_What is asked:_
Which lines of the records contain "that"? Collect every one of them.

_Data:_
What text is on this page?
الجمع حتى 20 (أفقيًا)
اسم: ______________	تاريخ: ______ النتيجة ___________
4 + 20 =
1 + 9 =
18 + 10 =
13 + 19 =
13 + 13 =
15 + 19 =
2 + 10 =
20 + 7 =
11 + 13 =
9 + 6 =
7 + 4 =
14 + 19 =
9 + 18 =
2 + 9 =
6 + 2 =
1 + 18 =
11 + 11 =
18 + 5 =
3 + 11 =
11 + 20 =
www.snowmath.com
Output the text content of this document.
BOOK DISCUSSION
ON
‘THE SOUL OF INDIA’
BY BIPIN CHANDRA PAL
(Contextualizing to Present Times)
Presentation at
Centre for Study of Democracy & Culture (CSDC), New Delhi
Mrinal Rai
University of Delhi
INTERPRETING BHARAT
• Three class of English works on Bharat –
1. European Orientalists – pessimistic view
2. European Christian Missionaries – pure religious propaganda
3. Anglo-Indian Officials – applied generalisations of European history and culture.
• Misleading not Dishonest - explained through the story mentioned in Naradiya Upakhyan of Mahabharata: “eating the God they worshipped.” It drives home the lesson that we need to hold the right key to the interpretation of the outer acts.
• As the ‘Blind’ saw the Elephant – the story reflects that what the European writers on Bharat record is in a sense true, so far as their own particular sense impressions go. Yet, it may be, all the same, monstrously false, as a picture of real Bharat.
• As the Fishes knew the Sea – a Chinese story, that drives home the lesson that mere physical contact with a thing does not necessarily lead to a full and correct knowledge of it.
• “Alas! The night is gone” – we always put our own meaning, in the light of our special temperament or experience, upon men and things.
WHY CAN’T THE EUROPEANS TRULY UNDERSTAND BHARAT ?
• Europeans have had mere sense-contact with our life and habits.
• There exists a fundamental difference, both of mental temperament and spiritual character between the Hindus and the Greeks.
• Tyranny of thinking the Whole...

_Solution for this problem:_
• Misleading not Dishonest - explained through the story mentioned in Naradiya Upakhyan of Mahabharata: “eating the God they worshipped.” It drives home the lesson that we need to hold the right key to the interpretation of the outer acts.
• As the ‘Blind’ saw the Elephant – the story reflects that what the European writers on Bharat record is in a sense true, so far as their own particular sense impressions go. Yet, it may be, all the same, monstrously false, as a picture of real Bharat.
• As the Fishes knew the Sea – a Chinese story, that drives home the lesson that mere physical contact with a thing does not necessarily lead to a full and correct knowledge of it.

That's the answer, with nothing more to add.